Tasks to complete -
1. Output the passage comparing dot plots with bar charts word for word, from "This argument only" to "is not included.".
2. Based on the passage comparing dot plots with bar charts, mark each statement yes or no and quote the exact words that decide it: (a) the argument that bar length is meaningless can also hold for a linear scale; (b) placing bars side by side gives good readability; (c) the dot symbol has to be a disc.
3. Pick up the passage comparing dot plots with bar charts after its final sentence and keep writing it.

Document section -
(begin)

The second argument is that the length of the bars would be meaningless.
This argument only applies when there is no absolute meaning for the
common “root” of the bars. This is the case here with the log scale. It
would also be the case with a linear scale if, for some reason, the zero
is not included.
The third argument is an extension of the first one (better clarity) in the case when several data points for each category must be compared. Using bars there are two options:
drawing bars side by side: yields poor readability
stacking bars on top of each other (if the addition makes
sense like votes in an election): makes a loss of the common ground,
except for the bottom most bars (of left most bars when using the
horizontal layout like here)
This brings me to the case where dot plots shine most: multiway dot plots.
Multiway dot plots
The compactness of the “dot” plotting symbol (regardless of the
actual shape: disc, square, triangle…) compared to bars allows
superposing several data points for each category.

(end)

Records shown -
(begin)

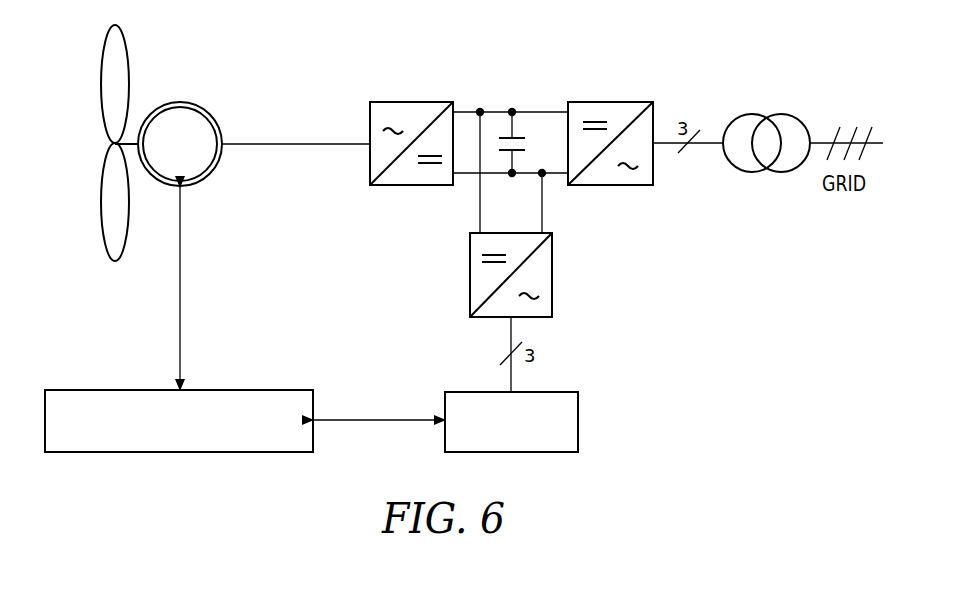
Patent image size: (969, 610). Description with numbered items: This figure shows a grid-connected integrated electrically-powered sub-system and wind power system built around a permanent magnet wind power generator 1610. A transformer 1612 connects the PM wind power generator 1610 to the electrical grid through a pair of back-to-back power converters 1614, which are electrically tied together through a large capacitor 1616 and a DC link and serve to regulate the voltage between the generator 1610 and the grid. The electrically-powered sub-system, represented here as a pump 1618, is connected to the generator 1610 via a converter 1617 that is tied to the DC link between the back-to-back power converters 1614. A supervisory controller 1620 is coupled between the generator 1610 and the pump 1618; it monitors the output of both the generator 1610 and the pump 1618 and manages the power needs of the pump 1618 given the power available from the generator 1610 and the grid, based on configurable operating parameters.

The PM wind power generator 1610 is at (181, 102).
The back-to-back power converters 1614 is at (407, 102).
The capacitor 1616 is at (516, 132).
The transformer 1612 is at (780, 112).
The converter 1617 is at (553, 276).
The pump 1618 is at (579, 420).
The supervisory controller 1620 is at (235, 390).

(end)

Outputs -
1.
This argument only applies when there is no absolute meaning for the
common “root” of the bars. This is the case here with the log scale. It
would also be the case with a linear scale if, for some reason, the zero
is not included.

2.
(a) Yes: "It would also be the case with a linear scale if, for some reason, the zero is not included."
(b) No: "drawing bars side by side: yields poor readability"
(c) No: "regardless of the actual shape: disc, square, triangle…"

3.
Cleveland presents multiway dot plots mostly by stacking horizontally
several simple dot plots. However, now that digital media allows high
quality colorful graphics, I think that superposition on a single plot
is better in many cases.
For the electricity data, I plot for each plant category:
the maximum power over the year (GW): red triangles
the average power over the year (GW): blue discs
The maximum power is interesting as a proxy to the power capacity.
The average power is simply the previously shown yearly energy production data, divided by the duration of the year.
The benefit of using the average power is that it can be superimposed
on the plot with the power capacity since it has the same unit.
Also, the ratio of the two is the capacity factor of the plant category, which is a third interesting information.
Since it is recommended to sort the categories by value (to ease comparisons), there are two possible plots:
plot sorted by the maximum powers (~capacity)
plot sorted by the average powers (equivalent to the cumulated energy for the year)
The two types of sorts are slightly different (e.g. switch of Wind and Gas) and I don’t know if one is preferable.
Adding some quantiles
Since I felt the superposition of the max and average data was
leaving enough space, I packed 4 more numbers by adding gray lines
showing the 90% and 50% range of the power distribution over the year.
With these lines, the chart starts looking like a box plot, albeit pretty non-standard.
However, I faced one issue with the quantiles: some plant categories
are shut down (i.e. power ≤ 0) for a significant fraction of the year:
Solar: 52% (that is at night)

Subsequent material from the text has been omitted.